GIVEN EXERCISE: In the stretch from the line containing "left-axis-tick-label: 0,5500 bbox=[2, 227, 28, 236]" through the line containing "dpo-trendline bbox=[64, 297, 587, 414]", swap "left-axis-tick-label" for "y-axis-tick-label" and give those lines again, with everything else unchanged.

··· RECORDS PROVIDED ···

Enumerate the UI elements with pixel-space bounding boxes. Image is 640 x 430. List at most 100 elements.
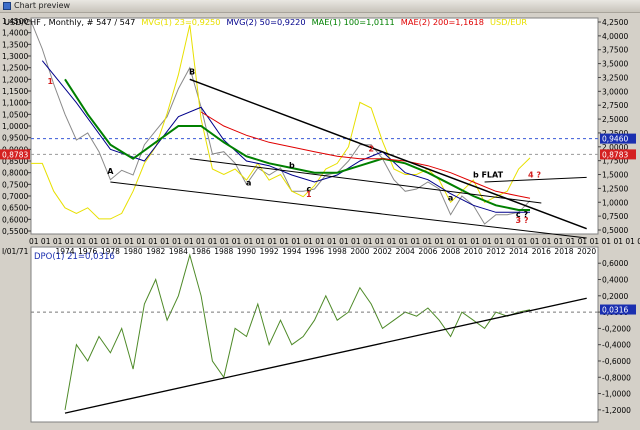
left-axis-tick-label: 0,5500 bbox=[2, 227, 28, 236]
left-axis-tick-label: 0,6000 bbox=[2, 215, 28, 224]
chart-canvas: 1,4500 1,4000 1,3500 1,3000 1,2500 1,2000 1,15… bbox=[0, 17, 640, 423]
legend-entry: MAE(1) 100=1,0111 bbox=[312, 17, 395, 27]
dpo-trendline bbox=[64, 297, 587, 414]
left-axis-tick-label: 0,9500 bbox=[2, 134, 28, 143]
trendline bbox=[484, 176, 587, 183]
x-axis-year-label: 1982 bbox=[146, 247, 165, 256]
dpo-axis-tick-label: -0,6000 bbox=[602, 357, 631, 366]
x-axis-year-label: 1984 bbox=[169, 247, 188, 256]
legend-entry: MVG(1) 23=0,9250 bbox=[141, 17, 220, 27]
chart-app-icon bbox=[3, 2, 11, 10]
x-axis-year-label: 1998 bbox=[328, 247, 347, 256]
price-flag-box bbox=[600, 133, 636, 144]
wave-annotation: b bbox=[289, 161, 295, 170]
x-axis-year-label: 2010 bbox=[464, 247, 483, 256]
x-axis-year-label: 2006 bbox=[418, 247, 437, 256]
mae200-line bbox=[200, 111, 531, 199]
trendline bbox=[110, 181, 587, 239]
x-axis-year-label: 2012 bbox=[486, 247, 505, 256]
dpo-axis-tick-label: -0,4000 bbox=[602, 341, 631, 350]
right-axis-tick-label: 0,7500 bbox=[602, 212, 628, 221]
legend-entry: MAE(2) 200=1,1618 bbox=[401, 17, 484, 27]
right-axis-tick-label: 1,0000 bbox=[602, 198, 628, 207]
left-axis-tick-label: 1,1000 bbox=[2, 99, 28, 108]
dpo-title: DPO(1) 21=0,0316 bbox=[34, 252, 115, 262]
x-axis-year-label: 1980 bbox=[124, 247, 143, 256]
legend-entry: MVG(2) 50=0,9220 bbox=[226, 17, 305, 27]
wave-annotation: 2 bbox=[368, 145, 374, 154]
x-axis-year-label: 1986 bbox=[192, 247, 211, 256]
price-flag-label: 0,8783 bbox=[602, 150, 628, 159]
x-axis-year-label: 2004 bbox=[396, 247, 415, 256]
dpo-axis-tick-label: 0,6000 bbox=[602, 259, 628, 268]
price-flag-label: 0,9460 bbox=[602, 135, 628, 144]
dpo-axis-tick-label: 0,4000 bbox=[602, 276, 628, 285]
right-axis-tick-label: 1,5000 bbox=[602, 171, 628, 180]
right-axis-tick-label: 3,5000 bbox=[602, 60, 628, 69]
right-axis-tick-label: 3,2500 bbox=[602, 73, 628, 82]
left-axis-tick-label: 0,8000 bbox=[2, 169, 28, 178]
x-axis-year-label: 1978 bbox=[101, 247, 120, 256]
x-axis-first-date: I/01/71 bbox=[2, 247, 29, 256]
left-axis-tick-label: 1,4500 bbox=[2, 17, 28, 26]
x-axis-year-label: 1988 bbox=[214, 247, 233, 256]
right-axis-tick-label: 1,7500 bbox=[602, 157, 628, 166]
x-axis-year-label: 2018 bbox=[554, 247, 573, 256]
right-axis-tick-label: 1,2500 bbox=[602, 184, 628, 193]
right-axis-tick-label: 3,0000 bbox=[602, 87, 628, 96]
left-axis-tick-label: 1,0500 bbox=[2, 110, 28, 119]
left-axis-tick-label: 0,8500 bbox=[2, 157, 28, 166]
window-title: Chart preview bbox=[14, 1, 71, 10]
left-axis-tick-label: 0,7000 bbox=[2, 192, 28, 201]
right-axis-tick-label: 4,2500 bbox=[602, 18, 628, 27]
wave-annotation: 4 ? bbox=[528, 170, 541, 179]
right-axis-tick-label: 2,0000 bbox=[602, 143, 628, 152]
legend-entry: USD/CHF , Monthly, # 547 / 547 bbox=[4, 17, 135, 27]
x-axis-year-label: 1976 bbox=[78, 247, 97, 256]
wave-annotation: a bbox=[246, 179, 251, 188]
wave-annotation: B bbox=[189, 68, 195, 77]
left-axis-tick-label: 1,1500 bbox=[2, 87, 28, 96]
left-axis-tick-label: 1,3000 bbox=[2, 52, 28, 61]
wave-annotation: b FLAT bbox=[473, 170, 504, 179]
dpo-flag-box bbox=[600, 304, 636, 315]
right-axis-tick-label: 0,5000 bbox=[602, 226, 628, 235]
dpo-panel bbox=[30, 246, 599, 423]
wave-annotation: 3 ? bbox=[516, 216, 529, 225]
dpo-axis-tick-label: 0,2000 bbox=[602, 292, 628, 301]
x-axis-year-label: 2000 bbox=[350, 247, 369, 256]
left-axis-tick-label: 0,7500 bbox=[2, 180, 28, 189]
x-axis-year-label: 1994 bbox=[282, 247, 301, 256]
price-flag-box-left bbox=[0, 149, 30, 160]
mae100-line bbox=[64, 78, 530, 211]
right-axis-tick-label: 4,0000 bbox=[602, 32, 628, 41]
left-axis-tick-label: 1,3500 bbox=[2, 40, 28, 49]
wave-annotation: c bbox=[306, 184, 311, 193]
trendline bbox=[189, 78, 587, 230]
wave-annotation: 1 bbox=[47, 77, 53, 86]
x-axis-year-label: 2008 bbox=[441, 247, 460, 256]
window-titlebar[interactable]: Chart preview bbox=[0, 0, 640, 13]
right-axis-tick-label: 2,2500 bbox=[602, 129, 628, 138]
legend-entry: USD/EUR bbox=[490, 17, 527, 27]
dpo-flag-label: 0,0316 bbox=[602, 306, 628, 315]
x-axis-year-label: 1990 bbox=[237, 247, 256, 256]
wave-annotation: A bbox=[107, 167, 114, 176]
right-axis-tick-label: 2,5000 bbox=[602, 115, 628, 124]
x-axis-year-label: 1996 bbox=[305, 247, 324, 256]
dpo-axis-tick-label: -1,2000 bbox=[602, 406, 631, 415]
wave-annotation: 1 bbox=[306, 190, 312, 199]
mvg50-line bbox=[41, 60, 530, 213]
left-axis-tick-label: 1,2000 bbox=[2, 75, 28, 84]
price-flag-label-left: 0,8783 bbox=[2, 150, 28, 159]
x-axis-month-row: 01 01 01 01 01 01 01 01 01 01 01 01 01 0… bbox=[29, 237, 640, 246]
dpo-axis-tick-label: -0,8000 bbox=[602, 373, 631, 382]
dpo-line bbox=[64, 253, 531, 410]
dpo-axis-tick-label: -0,2000 bbox=[602, 324, 631, 333]
right-axis-tick-label: 2,7500 bbox=[602, 101, 628, 110]
x-axis-year-label: 1974 bbox=[55, 247, 74, 256]
x-axis-year-label: 2002 bbox=[373, 247, 392, 256]
left-axis-tick-label: 1,2500 bbox=[2, 64, 28, 73]
left-axis-tick-label: 0,6500 bbox=[2, 204, 28, 213]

···

SOLUTION FOR THIS EXERCISE:
y-axis-tick-label: 0,5500 bbox=[2, 227, 28, 236]
y-axis-tick-label: 0,6000 bbox=[2, 215, 28, 224]
chart-canvas: 1,4500 1,4000 1,3500 1,3000 1,2500 1,2000 1,15… bbox=[0, 17, 640, 423]
legend-entry: MAE(1) 100=1,0111 bbox=[312, 17, 395, 27]
dpo-trendline bbox=[64, 297, 587, 414]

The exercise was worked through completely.